> Dataset excerpts
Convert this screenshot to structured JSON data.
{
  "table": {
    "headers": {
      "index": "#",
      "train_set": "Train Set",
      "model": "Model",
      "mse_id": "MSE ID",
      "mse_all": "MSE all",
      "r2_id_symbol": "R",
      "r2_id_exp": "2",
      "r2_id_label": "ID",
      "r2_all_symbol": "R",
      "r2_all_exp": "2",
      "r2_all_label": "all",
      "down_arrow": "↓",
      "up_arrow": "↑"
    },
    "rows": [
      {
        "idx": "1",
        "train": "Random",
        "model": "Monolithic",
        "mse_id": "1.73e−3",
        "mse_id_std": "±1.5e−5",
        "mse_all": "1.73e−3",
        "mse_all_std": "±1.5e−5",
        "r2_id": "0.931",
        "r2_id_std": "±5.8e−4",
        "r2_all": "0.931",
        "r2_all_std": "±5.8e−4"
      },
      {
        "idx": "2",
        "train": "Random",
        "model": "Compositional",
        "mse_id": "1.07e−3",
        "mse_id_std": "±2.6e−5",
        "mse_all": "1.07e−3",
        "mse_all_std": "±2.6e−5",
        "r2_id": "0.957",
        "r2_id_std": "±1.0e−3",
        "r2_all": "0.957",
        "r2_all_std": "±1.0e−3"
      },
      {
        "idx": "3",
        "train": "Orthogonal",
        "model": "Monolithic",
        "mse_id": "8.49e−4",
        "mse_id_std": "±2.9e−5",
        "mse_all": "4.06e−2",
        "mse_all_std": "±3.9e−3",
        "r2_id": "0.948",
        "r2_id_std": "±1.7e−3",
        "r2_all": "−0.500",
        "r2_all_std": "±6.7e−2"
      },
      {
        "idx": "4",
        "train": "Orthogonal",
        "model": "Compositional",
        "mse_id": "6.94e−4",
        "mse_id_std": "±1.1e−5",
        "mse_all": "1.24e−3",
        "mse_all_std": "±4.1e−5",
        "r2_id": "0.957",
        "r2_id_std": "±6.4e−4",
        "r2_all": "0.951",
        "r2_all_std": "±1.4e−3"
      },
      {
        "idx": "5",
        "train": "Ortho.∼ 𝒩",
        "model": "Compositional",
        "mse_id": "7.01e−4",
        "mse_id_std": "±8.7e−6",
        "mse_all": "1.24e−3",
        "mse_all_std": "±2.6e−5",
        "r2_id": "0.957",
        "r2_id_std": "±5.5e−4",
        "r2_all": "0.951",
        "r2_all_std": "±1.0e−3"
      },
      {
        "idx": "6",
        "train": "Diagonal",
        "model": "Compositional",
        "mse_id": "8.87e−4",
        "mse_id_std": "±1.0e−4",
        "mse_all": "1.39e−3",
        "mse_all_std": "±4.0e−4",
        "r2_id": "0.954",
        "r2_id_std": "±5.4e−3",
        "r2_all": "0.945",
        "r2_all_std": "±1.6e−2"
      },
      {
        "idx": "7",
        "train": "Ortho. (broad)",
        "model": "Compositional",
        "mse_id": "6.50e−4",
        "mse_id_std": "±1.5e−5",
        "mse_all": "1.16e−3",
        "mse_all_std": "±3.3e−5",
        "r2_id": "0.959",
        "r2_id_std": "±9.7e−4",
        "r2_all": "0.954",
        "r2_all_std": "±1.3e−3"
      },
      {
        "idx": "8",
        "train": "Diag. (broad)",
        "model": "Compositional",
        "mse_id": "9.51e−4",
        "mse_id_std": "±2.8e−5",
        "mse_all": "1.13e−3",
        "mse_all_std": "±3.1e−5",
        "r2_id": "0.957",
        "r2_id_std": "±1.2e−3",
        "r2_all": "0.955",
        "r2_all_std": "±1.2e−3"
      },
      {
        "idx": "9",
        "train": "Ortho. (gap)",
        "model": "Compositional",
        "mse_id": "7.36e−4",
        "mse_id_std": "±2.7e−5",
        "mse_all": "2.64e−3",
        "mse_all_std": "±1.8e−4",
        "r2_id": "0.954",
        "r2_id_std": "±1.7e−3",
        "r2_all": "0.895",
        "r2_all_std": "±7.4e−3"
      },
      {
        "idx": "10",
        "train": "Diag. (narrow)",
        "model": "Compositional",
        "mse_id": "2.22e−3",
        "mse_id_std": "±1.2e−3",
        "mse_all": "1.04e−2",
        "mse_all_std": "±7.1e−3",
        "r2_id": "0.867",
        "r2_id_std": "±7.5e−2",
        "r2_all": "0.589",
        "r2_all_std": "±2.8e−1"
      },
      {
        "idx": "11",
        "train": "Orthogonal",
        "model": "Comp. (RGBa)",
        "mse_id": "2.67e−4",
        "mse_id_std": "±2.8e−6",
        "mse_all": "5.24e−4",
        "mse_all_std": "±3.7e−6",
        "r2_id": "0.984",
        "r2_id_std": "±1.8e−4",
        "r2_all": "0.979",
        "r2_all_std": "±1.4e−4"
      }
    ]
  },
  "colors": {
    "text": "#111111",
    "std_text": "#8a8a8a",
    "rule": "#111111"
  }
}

> Job
Set out the complete listing exactly as shown.

> Expected answer
Convert this screenshot to structured JSON data.
{
  "table": {
    "headers": {
      "index": "#",
      "train_set": "Train Set",
      "model": "Model",
      "mse_id": "MSE ID",
      "mse_all": "MSE all",
      "r2_id_symbol": "R",
      "r2_id_exp": "2",
      "r2_id_label": "ID",
      "r2_all_symbol": "R",
      "r2_all_exp": "2",
      "r2_all_label": "all",
      "down_arrow": "↓",
      "up_arrow": "↑"
    },
    "rows": [
      {
        "idx": "1",
        "train": "Random",
        "model": "Monolithic",
        "mse_id": "1.73e−3",
        "mse_id_std": "±1.5e−5",
        "mse_all": "1.73e−3",
        "mse_all_std": "±1.5e−5",
        "r2_id": "0.931",
        "r2_id_std": "±5.8e−4",
        "r2_all": "0.931",
        "r2_all_std": "±5.8e−4"
      },
      {
        "idx": "2",
        "train": "Random",
        "model": "Compositional",
        "mse_id": "1.07e−3",
        "mse_id_std": "±2.6e−5",
        "mse_all": "1.07e−3",
        "mse_all_std": "±2.6e−5",
        "r2_id": "0.957",
        "r2_id_std": "±1.0e−3",
        "r2_all": "0.957",
        "r2_all_std": "±1.0e−3"
      },
      {
        "idx": "3",
        "train": "Orthogonal",
        "model": "Monolithic",
        "mse_id": "8.49e−4",
        "mse_id_std": "±2.9e−5",
        "mse_all": "4.06e−2",
        "mse_all_std": "±3.9e−3",
        "r2_id": "0.948",
        "r2_id_std": "±1.7e−3",
        "r2_all": "−0.500",
        "r2_all_std": "±6.7e−2"
      },
      {
        "idx": "4",
        "train": "Orthogonal",
        "model": "Compositional",
        "mse_id": "6.94e−4",
        "mse_id_std": "±1.1e−5",
        "mse_all": "1.24e−3",
        "mse_all_std": "±4.1e−5",
        "r2_id": "0.957",
        "r2_id_std": "±6.4e−4",
        "r2_all": "0.951",
        "r2_all_std": "±1.4e−3"
      },
      {
        "idx": "5",
        "train": "Ortho.∼ 𝒩",
        "model": "Compositional",
        "mse_id": "7.01e−4",
        "mse_id_std": "±8.7e−6",
        "mse_all": "1.24e−3",
        "mse_all_std": "±2.6e−5",
        "r2_id": "0.957",
        "r2_id_std": "±5.5e−4",
        "r2_all": "0.951",
        "r2_all_std": "±1.0e−3"
      },
      {
        "idx": "6",
        "train": "Diagonal",
        "model": "Compositional",
        "mse_id": "8.87e−4",
        "mse_id_std": "±1.0e−4",
        "mse_all": "1.39e−3",
        "mse_all_std": "±4.0e−4",
        "r2_id": "0.954",
        "r2_id_std": "±5.4e−3",
        "r2_all": "0.945",
        "r2_all_std": "±1.6e−2"
      },
      {
        "idx": "7",
        "train": "Ortho. (broad)",
        "model": "Compositional",
        "mse_id": "6.50e−4",
        "mse_id_std": "±1.5e−5",
        "mse_all": "1.16e−3",
        "mse_all_std": "±3.3e−5",
        "r2_id": "0.959",
        "r2_id_std": "±9.7e−4",
        "r2_all": "0.954",
        "r2_all_std": "±1.3e−3"
      },
      {
        "idx": "8",
        "train": "Diag. (broad)",
        "model": "Compositional",
        "mse_id": "9.51e−4",
        "mse_id_std": "±2.8e−5",
        "mse_all": "1.13e−3",
        "mse_all_std": "±3.1e−5",
        "r2_id": "0.957",
        "r2_id_std": "±1.2e−3",
        "r2_all": "0.955",
        "r2_all_std": "±1.2e−3"
      },
      {
        "idx": "9",
        "train": "Ortho. (gap)",
        "model": "Compositional",
        "mse_id": "7.36e−4",
        "mse_id_std": "±2.7e−5",
        "mse_all": "2.64e−3",
        "mse_all_std": "±1.8e−4",
        "r2_id": "0.954",
        "r2_id_std": "±1.7e−3",
        "r2_all": "0.895",
        "r2_all_std": "±7.4e−3"
      },
      {
        "idx": "10",
        "train": "Diag. (narrow)",
        "model": "Compositional",
        "mse_id": "2.22e−3",
        "mse_id_std": "±1.2e−3",
        "mse_all": "1.04e−2",
        "mse_all_std": "±7.1e−3",
        "r2_id": "0.867",
        "r2_id_std": "±7.5e−2",
        "r2_all": "0.589",
        "r2_all_std": "±2.8e−1"
      },
      {
        "idx": "11",
        "train": "Orthogonal",
        "model": "Comp. (RGBa)",
        "mse_id": "2.67e−4",
        "mse_id_std": "±2.8e−6",
        "mse_all": "5.24e−4",
        "mse_all_std": "±3.7e−6",
        "r2_id": "0.984",
        "r2_id_std": "±1.8e−4",
        "r2_all": "0.979",
        "r2_all_std": "±1.4e−4"
      }
    ]
  },
  "colors": {
    "text": "#111111",
    "std_text": "#8a8a8a",
    "rule": "#111111"
  }
}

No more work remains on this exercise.